Problem details: Say how many lines include "xlabel", with no words around the number.

Items:
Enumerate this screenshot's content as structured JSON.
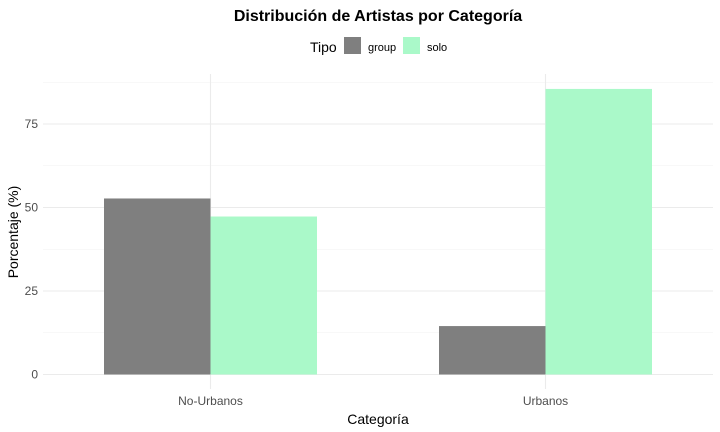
{
  "chart_data": {
    "type": "bar",
    "title": "Distribución de Artistas por Categoría",
    "xlabel": "Categoría",
    "ylabel": "Porcentaje (%)",
    "categories": [
      "No-Urbanos",
      "Urbanos"
    ],
    "series": [
      {
        "name": "group",
        "values": [
          52.7,
          14.5
        ],
        "color": "#7f7f7f"
      },
      {
        "name": "solo",
        "values": [
          47.3,
          85.5
        ],
        "color": "#aaf9c9"
      }
    ],
    "ylim": [
      0,
      90
    ],
    "yticks": [
      "0",
      "25",
      "50",
      "75"
    ],
    "legend": {
      "title": "Tipo",
      "position": "top"
    },
    "grid": true
  }
}
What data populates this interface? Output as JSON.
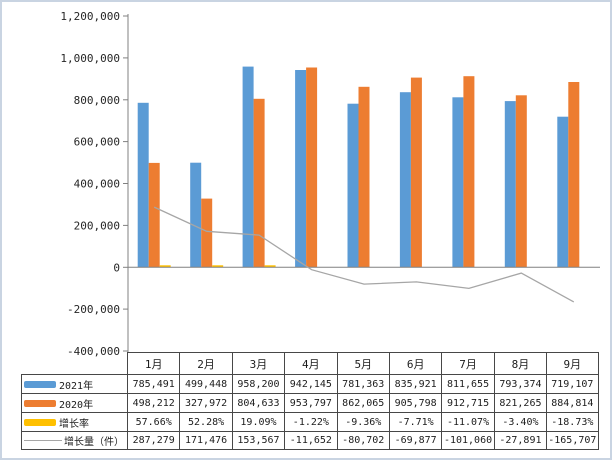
{
  "chart_data": {
    "type": "bar",
    "subtype": "combo-clustered-bar-with-line",
    "title": "",
    "xlabel": "",
    "ylabel": "",
    "categories": [
      "1月",
      "2月",
      "3月",
      "4月",
      "5月",
      "6月",
      "7月",
      "8月",
      "9月"
    ],
    "series": [
      {
        "name": "2021年",
        "kind": "bar",
        "color": "#5B9BD5",
        "values": [
          785491,
          499448,
          958200,
          942145,
          781363,
          835921,
          811655,
          793374,
          719107
        ],
        "display": [
          "785,491",
          "499,448",
          "958,200",
          "942,145",
          "781,363",
          "835,921",
          "811,655",
          "793,374",
          "719,107"
        ]
      },
      {
        "name": "2020年",
        "kind": "bar",
        "color": "#ED7D31",
        "values": [
          498212,
          327972,
          804633,
          953797,
          862065,
          905798,
          912715,
          821265,
          884814
        ],
        "display": [
          "498,212",
          "327,972",
          "804,633",
          "953,797",
          "862,065",
          "905,798",
          "912,715",
          "821,265",
          "884,814"
        ]
      },
      {
        "name": "增长率",
        "kind": "bar",
        "color": "#FFC000",
        "values": [
          57.66,
          52.28,
          19.09,
          -1.22,
          -9.36,
          -7.71,
          -11.07,
          -3.4,
          -18.73
        ],
        "display": [
          "57.66%",
          "52.28%",
          "19.09%",
          "-1.22%",
          "-9.36%",
          "-7.71%",
          "-11.07%",
          "-3.40%",
          "-18.73%"
        ]
      },
      {
        "name": "增长量（件）",
        "kind": "line",
        "color": "#A6A6A6",
        "values": [
          287279,
          171476,
          153567,
          -11652,
          -80702,
          -69877,
          -101060,
          -27891,
          -165707
        ],
        "display": [
          "287,279",
          "171,476",
          "153,567",
          "-11,652",
          "-80,702",
          "-69,877",
          "-101,060",
          "-27,891",
          "-165,707"
        ]
      }
    ],
    "y_axis": {
      "min": -400000,
      "max": 1200000,
      "step": 200000,
      "tick_labels": [
        "1,200,000",
        "1,000,000",
        "800,000",
        "600,000",
        "400,000",
        "200,000",
        "0",
        "-200,000",
        "-400,000"
      ]
    },
    "grid": false,
    "legend_position": "table-left-column",
    "colors": {
      "axis": "#808080",
      "tick_text": "#262626",
      "table_border": "#474747",
      "frame_border": "#c9d4e2",
      "background": "#ffffff"
    }
  }
}
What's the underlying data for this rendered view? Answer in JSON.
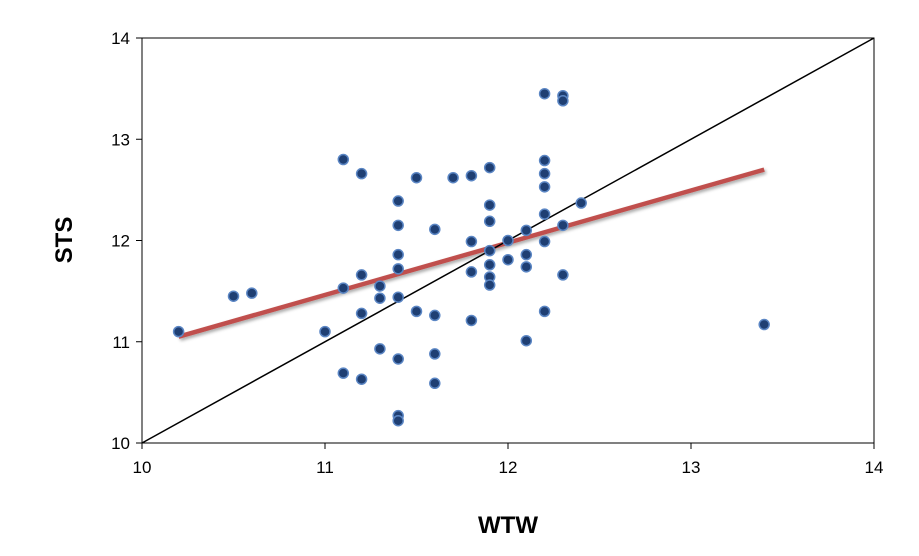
{
  "chart_data": {
    "type": "scatter",
    "title": "",
    "xlabel": "WTW",
    "ylabel": "STS",
    "xlim": [
      10,
      14
    ],
    "ylim": [
      10,
      14
    ],
    "x_ticks": [
      "10",
      "11",
      "12",
      "13",
      "14"
    ],
    "y_ticks": [
      "10",
      "11",
      "12",
      "13",
      "14"
    ],
    "grid": false,
    "legend": "none",
    "colors": {
      "point_fill": "#1f3f73",
      "point_edge": "#5b86c4",
      "trend_line": "#c0504d",
      "identity_line": "#000000"
    },
    "series": [
      {
        "kind": "points",
        "points": [
          [
            10.2,
            11.1
          ],
          [
            10.5,
            11.45
          ],
          [
            10.6,
            11.48
          ],
          [
            11.0,
            11.1
          ],
          [
            11.1,
            12.8
          ],
          [
            11.1,
            11.53
          ],
          [
            11.1,
            10.69
          ],
          [
            11.2,
            12.66
          ],
          [
            11.2,
            11.66
          ],
          [
            11.2,
            11.28
          ],
          [
            11.2,
            10.63
          ],
          [
            11.3,
            11.55
          ],
          [
            11.3,
            11.43
          ],
          [
            11.3,
            10.93
          ],
          [
            11.4,
            12.39
          ],
          [
            11.4,
            12.15
          ],
          [
            11.4,
            11.86
          ],
          [
            11.4,
            11.72
          ],
          [
            11.4,
            11.44
          ],
          [
            11.4,
            10.83
          ],
          [
            11.4,
            10.27
          ],
          [
            11.4,
            10.22
          ],
          [
            11.5,
            12.62
          ],
          [
            11.5,
            11.3
          ],
          [
            11.6,
            12.11
          ],
          [
            11.6,
            11.26
          ],
          [
            11.6,
            10.88
          ],
          [
            11.6,
            10.59
          ],
          [
            11.7,
            12.62
          ],
          [
            11.8,
            12.64
          ],
          [
            11.8,
            11.99
          ],
          [
            11.8,
            11.69
          ],
          [
            11.8,
            11.21
          ],
          [
            11.9,
            12.72
          ],
          [
            11.9,
            12.35
          ],
          [
            11.9,
            12.19
          ],
          [
            11.9,
            11.9
          ],
          [
            11.9,
            11.76
          ],
          [
            11.9,
            11.64
          ],
          [
            11.9,
            11.56
          ],
          [
            12.0,
            12.0
          ],
          [
            12.0,
            11.81
          ],
          [
            12.1,
            12.1
          ],
          [
            12.1,
            11.86
          ],
          [
            12.1,
            11.74
          ],
          [
            12.1,
            11.01
          ],
          [
            12.2,
            13.45
          ],
          [
            12.2,
            12.79
          ],
          [
            12.2,
            12.66
          ],
          [
            12.2,
            12.53
          ],
          [
            12.2,
            12.26
          ],
          [
            12.2,
            11.99
          ],
          [
            12.2,
            11.3
          ],
          [
            12.3,
            13.43
          ],
          [
            12.3,
            13.38
          ],
          [
            12.3,
            12.15
          ],
          [
            12.3,
            11.66
          ],
          [
            12.4,
            12.37
          ],
          [
            13.4,
            11.17
          ]
        ]
      },
      {
        "kind": "trend-line",
        "points": [
          [
            10.2,
            11.05
          ],
          [
            13.4,
            12.7
          ]
        ]
      },
      {
        "kind": "identity-line",
        "points": [
          [
            10,
            10
          ],
          [
            14,
            14
          ]
        ]
      }
    ]
  }
}
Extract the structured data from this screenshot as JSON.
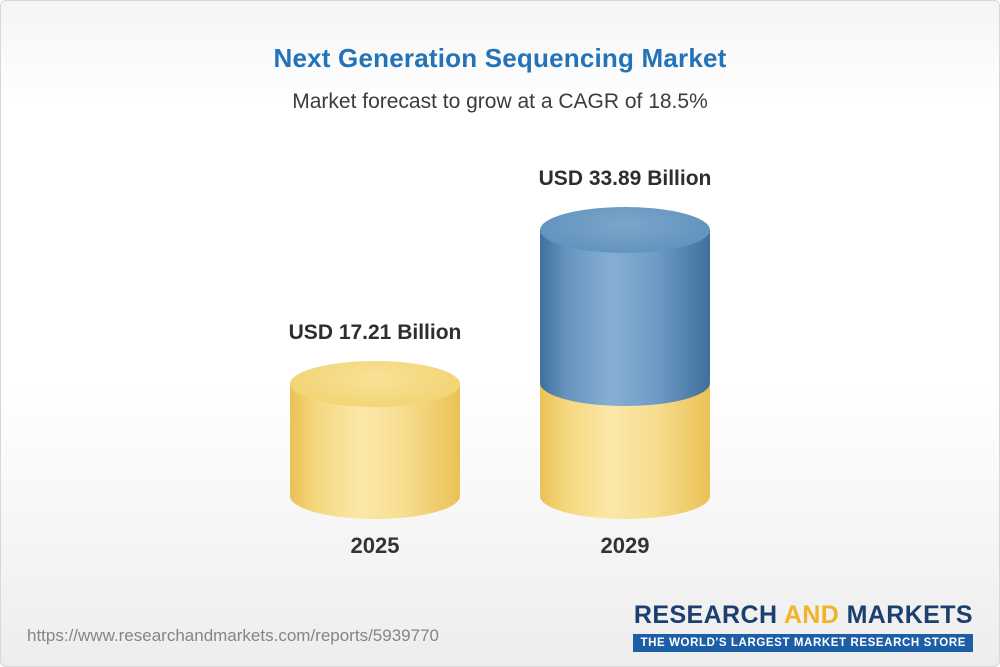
{
  "header": {
    "title": "Next Generation Sequencing Market",
    "subtitle": "Market forecast to grow at a CAGR of 18.5%"
  },
  "chart_data": {
    "type": "bar",
    "variant": "3d-cylinder",
    "categories": [
      "2025",
      "2029"
    ],
    "values": [
      17.21,
      33.89
    ],
    "value_labels": [
      "USD 17.21 Billion",
      "USD 33.89 Billion"
    ],
    "unit": "USD Billion",
    "cagr_pct": 18.5,
    "series_note": "2029 cylinder is stacked: yellow base equals 2025 value, blue top segment is forecast growth",
    "bar_colors": [
      "#f3d474",
      "#6193bd"
    ],
    "legend": "none",
    "grid": "off"
  },
  "footer": {
    "url": "https://www.researchandmarkets.com/reports/5939770",
    "logo": {
      "word1": "RESEARCH",
      "word2": "AND",
      "word3": "MARKETS",
      "tagline": "THE WORLD'S LARGEST MARKET RESEARCH STORE"
    }
  },
  "colors": {
    "title": "#2273b8",
    "yellow_top": "#f3d474",
    "yellow_top_light": "#f8e298",
    "yellow_mid": "#fbe7a9",
    "yellow_edge": "#eac156",
    "blue_top": "#6193bd",
    "blue_top_light": "#7ca6ca",
    "blue_mid": "#86afd3",
    "blue_edge": "#406f9d",
    "logo_navy": "#1b3f6e",
    "logo_gold": "#f0b429",
    "logo_tagline_bg": "#1d5fa6"
  }
}
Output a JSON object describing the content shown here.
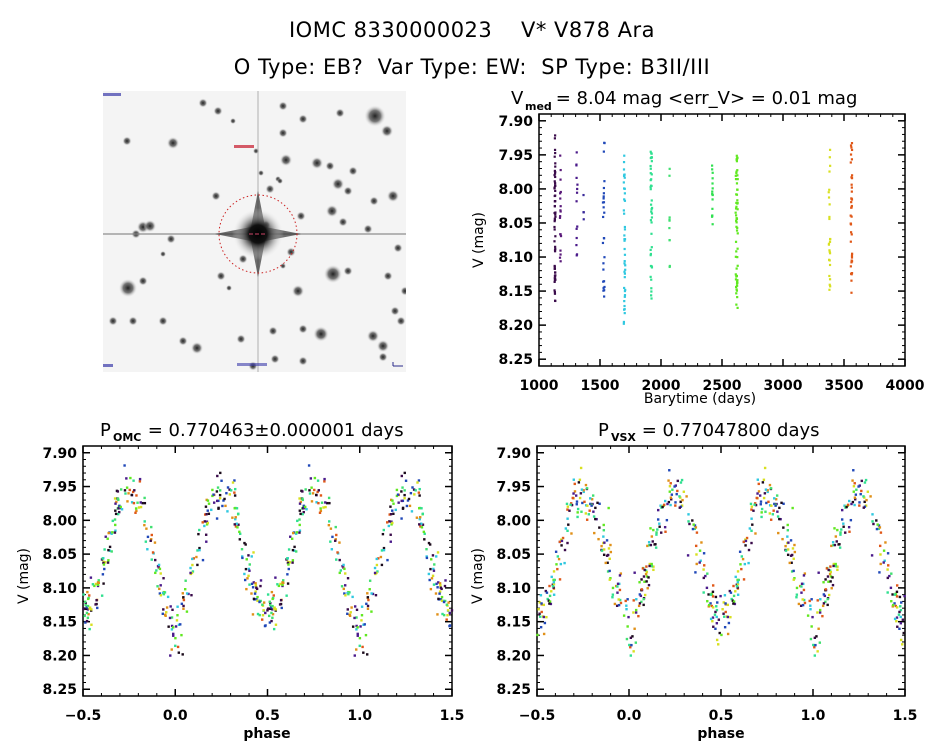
{
  "header": {
    "title": "IOMC 8330000023    V* V878 Ara",
    "subtitle": "O Type: EB?  Var Type: EW:  SP Type: B3II/III"
  },
  "image_panel": {
    "description": "inverted grayscale sky image centered on target star",
    "marker_color": "#cc2222",
    "label_color": "#2a2a9a"
  },
  "chart_data": [
    {
      "id": "timeseries",
      "type": "scatter",
      "title_main": "V",
      "title_sub": "med",
      "title_rest": " = 8.04 mag <err_V> = 0.01 mag",
      "xlabel": "Barytime (days)",
      "ylabel": "V (mag)",
      "xlim": [
        1000,
        4000
      ],
      "ylim": [
        8.26,
        7.89
      ],
      "y_inverted": true,
      "xticks": [
        1000,
        1500,
        2000,
        2500,
        3000,
        3500,
        4000
      ],
      "xtick_labels": [
        "1000",
        "1500",
        "2000",
        "2500",
        "3000",
        "3500",
        "4000"
      ],
      "yticks": [
        7.9,
        7.95,
        8.0,
        8.05,
        8.1,
        8.15,
        8.2,
        8.25
      ],
      "ytick_labels": [
        "7.90",
        "7.95",
        "8.00",
        "8.05",
        "8.10",
        "8.15",
        "8.20",
        "8.25"
      ],
      "groups": [
        {
          "t": 1130,
          "spread": 8,
          "ymin": 7.92,
          "ymax": 8.165,
          "n": 60,
          "color": "#3a0b4a"
        },
        {
          "t": 1175,
          "spread": 10,
          "ymin": 7.95,
          "ymax": 8.12,
          "n": 18,
          "color": "#5a1a7a"
        },
        {
          "t": 1310,
          "spread": 10,
          "ymin": 7.945,
          "ymax": 8.1,
          "n": 14,
          "color": "#4a1a8a"
        },
        {
          "t": 1365,
          "spread": 4,
          "ymin": 8.0,
          "ymax": 8.065,
          "n": 4,
          "color": "#3a2a9a"
        },
        {
          "t": 1530,
          "spread": 14,
          "ymin": 7.925,
          "ymax": 8.16,
          "n": 26,
          "color": "#2048b8"
        },
        {
          "t": 1700,
          "spread": 12,
          "ymin": 7.95,
          "ymax": 8.2,
          "n": 42,
          "color": "#30c8e0"
        },
        {
          "t": 1920,
          "spread": 12,
          "ymin": 7.935,
          "ymax": 8.165,
          "n": 40,
          "color": "#30e090"
        },
        {
          "t": 2070,
          "spread": 6,
          "ymin": 7.965,
          "ymax": 8.135,
          "n": 10,
          "color": "#40e070"
        },
        {
          "t": 2420,
          "spread": 6,
          "ymin": 7.965,
          "ymax": 8.055,
          "n": 16,
          "color": "#30e050"
        },
        {
          "t": 2620,
          "spread": 18,
          "ymin": 7.95,
          "ymax": 8.175,
          "n": 60,
          "color": "#60e820"
        },
        {
          "t": 3380,
          "spread": 12,
          "ymin": 7.94,
          "ymax": 8.15,
          "n": 26,
          "color": "#d8e020"
        },
        {
          "t": 3560,
          "spread": 12,
          "ymin": 7.93,
          "ymax": 8.16,
          "n": 40,
          "color": "#e05818"
        }
      ]
    },
    {
      "id": "phase-omc",
      "type": "scatter",
      "title_main": "P",
      "title_sub": "OMC",
      "title_rest": " = 0.770463±0.000001 days",
      "xlabel": "phase",
      "ylabel": "V (mag)",
      "xlim": [
        -0.5,
        1.5
      ],
      "ylim": [
        8.26,
        7.89
      ],
      "y_inverted": true,
      "xticks": [
        -0.5,
        0.0,
        0.5,
        1.0,
        1.5
      ],
      "xtick_labels": [
        "−0.5",
        "0.0",
        "0.5",
        "1.0",
        "1.5"
      ],
      "yticks": [
        7.9,
        7.95,
        8.0,
        8.05,
        8.1,
        8.15,
        8.2,
        8.25
      ],
      "ytick_labels": [
        "7.90",
        "7.95",
        "8.00",
        "8.05",
        "8.10",
        "8.15",
        "8.20",
        "8.25"
      ],
      "model": {
        "mean": 8.045,
        "primary_depth": 8.14,
        "secondary_depth": 8.135,
        "max": 7.955,
        "scatter": 0.018
      },
      "primary_min_phase": 0.0,
      "secondary_min_phase": 0.52
    },
    {
      "id": "phase-vsx",
      "type": "scatter",
      "title_main": "P",
      "title_sub": "VSX",
      "title_rest": " = 0.77047800 days",
      "xlabel": "phase",
      "ylabel": "V (mag)",
      "xlim": [
        -0.5,
        1.5
      ],
      "ylim": [
        8.26,
        7.89
      ],
      "y_inverted": true,
      "xticks": [
        -0.5,
        0.0,
        0.5,
        1.0,
        1.5
      ],
      "xtick_labels": [
        "−0.5",
        "0.0",
        "0.5",
        "1.0",
        "1.5"
      ],
      "yticks": [
        7.9,
        7.95,
        8.0,
        8.05,
        8.1,
        8.15,
        8.2,
        8.25
      ],
      "ytick_labels": [
        "7.90",
        "7.95",
        "8.00",
        "8.05",
        "8.10",
        "8.15",
        "8.20",
        "8.25"
      ],
      "model": {
        "mean": 8.045,
        "primary_depth": 8.14,
        "secondary_depth": 8.135,
        "max": 7.955,
        "scatter": 0.02
      },
      "primary_min_phase": 0.0,
      "secondary_min_phase": 0.5
    }
  ],
  "season_colors": [
    "#1a0a1a",
    "#3a0b4a",
    "#4a1a8a",
    "#2048b8",
    "#30c8e0",
    "#30e090",
    "#40e070",
    "#60e820",
    "#d8e020",
    "#e09018",
    "#e05818"
  ]
}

Exercise solution: 6